EXERCISE DETAILS
Exactly as written, print each record in the listing.

Extracted records
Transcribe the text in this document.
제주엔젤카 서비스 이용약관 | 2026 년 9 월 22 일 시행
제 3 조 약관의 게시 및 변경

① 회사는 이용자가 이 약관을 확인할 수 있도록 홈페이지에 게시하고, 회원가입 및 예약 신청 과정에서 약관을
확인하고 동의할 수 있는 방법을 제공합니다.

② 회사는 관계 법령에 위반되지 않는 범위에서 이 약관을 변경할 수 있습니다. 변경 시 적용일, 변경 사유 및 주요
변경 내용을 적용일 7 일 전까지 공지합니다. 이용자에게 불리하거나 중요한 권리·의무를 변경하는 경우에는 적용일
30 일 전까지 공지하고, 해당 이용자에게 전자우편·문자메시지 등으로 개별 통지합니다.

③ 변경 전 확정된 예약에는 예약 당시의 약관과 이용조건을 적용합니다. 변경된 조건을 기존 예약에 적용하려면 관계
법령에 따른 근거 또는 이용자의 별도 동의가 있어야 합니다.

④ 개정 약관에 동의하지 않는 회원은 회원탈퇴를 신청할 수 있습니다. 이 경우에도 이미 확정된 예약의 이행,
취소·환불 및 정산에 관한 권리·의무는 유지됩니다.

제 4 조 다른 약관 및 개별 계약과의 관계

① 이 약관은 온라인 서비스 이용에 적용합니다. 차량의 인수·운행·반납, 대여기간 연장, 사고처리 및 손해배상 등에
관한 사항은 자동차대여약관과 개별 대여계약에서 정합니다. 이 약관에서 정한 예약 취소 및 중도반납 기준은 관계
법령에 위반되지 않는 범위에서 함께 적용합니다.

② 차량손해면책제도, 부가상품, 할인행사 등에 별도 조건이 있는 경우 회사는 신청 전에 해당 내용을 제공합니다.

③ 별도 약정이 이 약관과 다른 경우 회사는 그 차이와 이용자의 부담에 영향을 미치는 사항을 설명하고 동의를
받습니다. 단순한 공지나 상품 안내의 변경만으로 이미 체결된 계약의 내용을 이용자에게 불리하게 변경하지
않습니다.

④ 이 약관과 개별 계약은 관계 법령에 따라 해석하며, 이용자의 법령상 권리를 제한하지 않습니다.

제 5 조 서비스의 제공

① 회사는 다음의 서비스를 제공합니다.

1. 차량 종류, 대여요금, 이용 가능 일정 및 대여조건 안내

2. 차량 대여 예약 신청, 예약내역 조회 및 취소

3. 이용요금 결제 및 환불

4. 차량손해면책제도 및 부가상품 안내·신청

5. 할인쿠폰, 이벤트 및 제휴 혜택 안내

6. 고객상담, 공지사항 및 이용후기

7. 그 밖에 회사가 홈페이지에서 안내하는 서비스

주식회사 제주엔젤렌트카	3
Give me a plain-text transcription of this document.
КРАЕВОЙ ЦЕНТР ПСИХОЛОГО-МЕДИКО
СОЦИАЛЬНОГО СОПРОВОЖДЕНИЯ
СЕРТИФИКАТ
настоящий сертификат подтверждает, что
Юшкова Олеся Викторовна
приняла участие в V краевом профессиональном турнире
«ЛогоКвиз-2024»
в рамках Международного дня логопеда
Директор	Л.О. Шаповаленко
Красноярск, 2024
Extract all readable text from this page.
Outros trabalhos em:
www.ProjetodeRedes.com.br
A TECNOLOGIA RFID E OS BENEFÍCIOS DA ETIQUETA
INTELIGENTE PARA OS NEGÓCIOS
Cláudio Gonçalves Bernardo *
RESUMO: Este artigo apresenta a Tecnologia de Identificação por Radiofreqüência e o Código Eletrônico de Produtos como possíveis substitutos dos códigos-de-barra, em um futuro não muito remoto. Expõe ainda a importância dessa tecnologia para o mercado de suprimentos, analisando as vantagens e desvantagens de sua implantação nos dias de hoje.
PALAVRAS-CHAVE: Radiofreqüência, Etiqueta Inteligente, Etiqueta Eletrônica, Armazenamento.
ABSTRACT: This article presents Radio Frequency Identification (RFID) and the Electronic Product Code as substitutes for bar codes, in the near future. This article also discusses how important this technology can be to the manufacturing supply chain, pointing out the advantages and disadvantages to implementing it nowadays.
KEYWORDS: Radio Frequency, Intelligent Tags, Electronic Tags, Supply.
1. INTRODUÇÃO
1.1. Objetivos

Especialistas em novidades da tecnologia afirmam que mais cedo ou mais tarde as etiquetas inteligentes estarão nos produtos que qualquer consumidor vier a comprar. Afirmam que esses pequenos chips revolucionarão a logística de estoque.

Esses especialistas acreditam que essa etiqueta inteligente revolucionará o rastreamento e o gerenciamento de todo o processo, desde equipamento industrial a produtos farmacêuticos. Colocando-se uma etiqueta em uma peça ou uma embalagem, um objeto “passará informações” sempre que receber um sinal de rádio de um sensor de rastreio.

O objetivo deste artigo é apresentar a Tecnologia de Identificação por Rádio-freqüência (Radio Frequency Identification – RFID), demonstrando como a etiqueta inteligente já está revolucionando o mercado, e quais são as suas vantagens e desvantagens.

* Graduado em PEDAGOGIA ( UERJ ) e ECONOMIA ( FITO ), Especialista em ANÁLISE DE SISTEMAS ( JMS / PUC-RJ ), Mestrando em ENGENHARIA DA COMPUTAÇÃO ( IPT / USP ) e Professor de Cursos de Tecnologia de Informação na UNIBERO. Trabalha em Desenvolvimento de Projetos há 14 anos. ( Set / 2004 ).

ANSWER IN FULL
Transcribe the text in this document.
제주엔젤카 서비스 이용약관 | 2026 년 9 월 22 일 시행
제 3 조 약관의 게시 및 변경

① 회사는 이용자가 이 약관을 확인할 수 있도록 홈페이지에 게시하고, 회원가입 및 예약 신청 과정에서 약관을
확인하고 동의할 수 있는 방법을 제공합니다.

② 회사는 관계 법령에 위반되지 않는 범위에서 이 약관을 변경할 수 있습니다. 변경 시 적용일, 변경 사유 및 주요
변경 내용을 적용일 7 일 전까지 공지합니다. 이용자에게 불리하거나 중요한 권리·의무를 변경하는 경우에는 적용일
30 일 전까지 공지하고, 해당 이용자에게 전자우편·문자메시지 등으로 개별 통지합니다.

③ 변경 전 확정된 예약에는 예약 당시의 약관과 이용조건을 적용합니다. 변경된 조건을 기존 예약에 적용하려면 관계
법령에 따른 근거 또는 이용자의 별도 동의가 있어야 합니다.

④ 개정 약관에 동의하지 않는 회원은 회원탈퇴를 신청할 수 있습니다. 이 경우에도 이미 확정된 예약의 이행,
취소·환불 및 정산에 관한 권리·의무는 유지됩니다.

제 4 조 다른 약관 및 개별 계약과의 관계

① 이 약관은 온라인 서비스 이용에 적용합니다. 차량의 인수·운행·반납, 대여기간 연장, 사고처리 및 손해배상 등에
관한 사항은 자동차대여약관과 개별 대여계약에서 정합니다. 이 약관에서 정한 예약 취소 및 중도반납 기준은 관계
법령에 위반되지 않는 범위에서 함께 적용합니다.

② 차량손해면책제도, 부가상품, 할인행사 등에 별도 조건이 있는 경우 회사는 신청 전에 해당 내용을 제공합니다.

③ 별도 약정이 이 약관과 다른 경우 회사는 그 차이와 이용자의 부담에 영향을 미치는 사항을 설명하고 동의를
받습니다. 단순한 공지나 상품 안내의 변경만으로 이미 체결된 계약의 내용을 이용자에게 불리하게 변경하지
않습니다.

④ 이 약관과 개별 계약은 관계 법령에 따라 해석하며, 이용자의 법령상 권리를 제한하지 않습니다.

제 5 조 서비스의 제공

① 회사는 다음의 서비스를 제공합니다.

1. 차량 종류, 대여요금, 이용 가능 일정 및 대여조건 안내

2. 차량 대여 예약 신청, 예약내역 조회 및 취소

3. 이용요금 결제 및 환불

4. 차량손해면책제도 및 부가상품 안내·신청

5. 할인쿠폰, 이벤트 및 제휴 혜택 안내

6. 고객상담, 공지사항 및 이용후기

7. 그 밖에 회사가 홈페이지에서 안내하는 서비스

주식회사 제주엔젤렌트카	3
Give me a plain-text transcription of this document.
КРАЕВОЙ ЦЕНТР ПСИХОЛОГО-МЕДИКО
СОЦИАЛЬНОГО СОПРОВОЖДЕНИЯ
СЕРТИФИКАТ
настоящий сертификат подтверждает, что
Юшкова Олеся Викторовна
приняла участие в V краевом профессиональном турнире
«ЛогоКвиз-2024»
в рамках Международного дня логопеда
Директор	Л.О. Шаповаленко
Красноярск, 2024
Extract all readable text from this page.
Outros trabalhos em:
www.ProjetodeRedes.com.br
A TECNOLOGIA RFID E OS BENEFÍCIOS DA ETIQUETA
INTELIGENTE PARA OS NEGÓCIOS
Cláudio Gonçalves Bernardo *
RESUMO: Este artigo apresenta a Tecnologia de Identificação por Radiofreqüência e o Código Eletrônico de Produtos como possíveis substitutos dos códigos-de-barra, em um futuro não muito remoto. Expõe ainda a importância dessa tecnologia para o mercado de suprimentos, analisando as vantagens e desvantagens de sua implantação nos dias de hoje.
PALAVRAS-CHAVE: Radiofreqüência, Etiqueta Inteligente, Etiqueta Eletrônica, Armazenamento.
ABSTRACT: This article presents Radio Frequency Identification (RFID) and the Electronic Product Code as substitutes for bar codes, in the near future. This article also discusses how important this technology can be to the manufacturing supply chain, pointing out the advantages and disadvantages to implementing it nowadays.
KEYWORDS: Radio Frequency, Intelligent Tags, Electronic Tags, Supply.
1. INTRODUÇÃO
1.1. Objetivos

Especialistas em novidades da tecnologia afirmam que mais cedo ou mais tarde as etiquetas inteligentes estarão nos produtos que qualquer consumidor vier a comprar. Afirmam que esses pequenos chips revolucionarão a logística de estoque.

Esses especialistas acreditam que essa etiqueta inteligente revolucionará o rastreamento e o gerenciamento de todo o processo, desde equipamento industrial a produtos farmacêuticos. Colocando-se uma etiqueta em uma peça ou uma embalagem, um objeto “passará informações” sempre que receber um sinal de rádio de um sensor de rastreio.

O objetivo deste artigo é apresentar a Tecnologia de Identificação por Rádio-freqüência (Radio Frequency Identification – RFID), demonstrando como a etiqueta inteligente já está revolucionando o mercado, e quais são as suas vantagens e desvantagens.

* Graduado em PEDAGOGIA ( UERJ ) e ECONOMIA ( FITO ), Especialista em ANÁLISE DE SISTEMAS ( JMS / PUC-RJ ), Mestrando em ENGENHARIA DA COMPUTAÇÃO ( IPT / USP ) e Professor de Cursos de Tecnologia de Informação na UNIBERO. Trabalha em Desenvolvimento de Projetos há 14 anos. ( Set / 2004 ).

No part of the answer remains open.